--- Gezeigter Auszug ---

Im Priesterseminar Meppen bei den Maristen erlebte Gerd zum ersten Mal, dass es eine Welt gab, in der kein Mangel herrschte. Auch wenn die extreme Armut, die sein Leben in den Waisenhäusern und davor bestimmt hatte, allmählich überwunden war, so war man doch in vieler Hinsicht auf Notlösungen angewiesen. Im Kloster hingegen war alles vorhanden, was man brauchte, und mehr. Es gab alles, um Sport, Studium und das tägliche Leben in perfekter Qualität abzuwickeln, wenn auch ohne den geringsten Hauch von Luxus. Die katholische Kirche bot ihre Einrichtungen all jenen, die bereit waren, in bedingungslosem Gehorsam und strengster Disziplin den Regeln des Hauses zu folgen.
Nicht nur Lagerfeuer und Guitarre
Wie wir noch sehen werden, würde unser Held diesen Ansprüchen nicht zu 100 % gerecht werden – ein Umstand, der seinen Aufenthalt im Schoße der Kirche auf ein halbes Jahr begrenzte. Aber dazu später mehr.

---

Gestellte Aufgabe :: Erkläre anhand des Auszugs über Gerd im Priesterseminar Meppen in ein bis drei Sätzen, warum sein Aufenthalt im Schoße der Kirche auf ein halbes Jahr begrenzt war. Die Daten sind eigenständiges Material und gehören nicht zum Auszug.

--- Gesammelte Daten ---

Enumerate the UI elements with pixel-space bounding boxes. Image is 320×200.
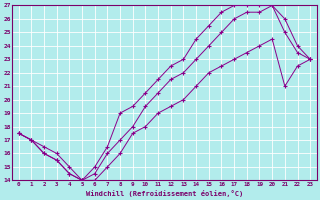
X-axis label: Windchill (Refroidissement éolien,°C): Windchill (Refroidissement éolien,°C) — [86, 190, 243, 197]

---

Die Lösung :: Die katholische Kirche bot ihre Einrichtungen nur denen, die bereit waren, in bedingungslosem Gehorsam und strengster Disziplin den Regeln des Hauses zu folgen. Gerd wurde diesen Ansprüchen nicht zu 100 % gerecht. Dieser Umstand begrenzte seinen Aufenthalt auf ein halbes Jahr.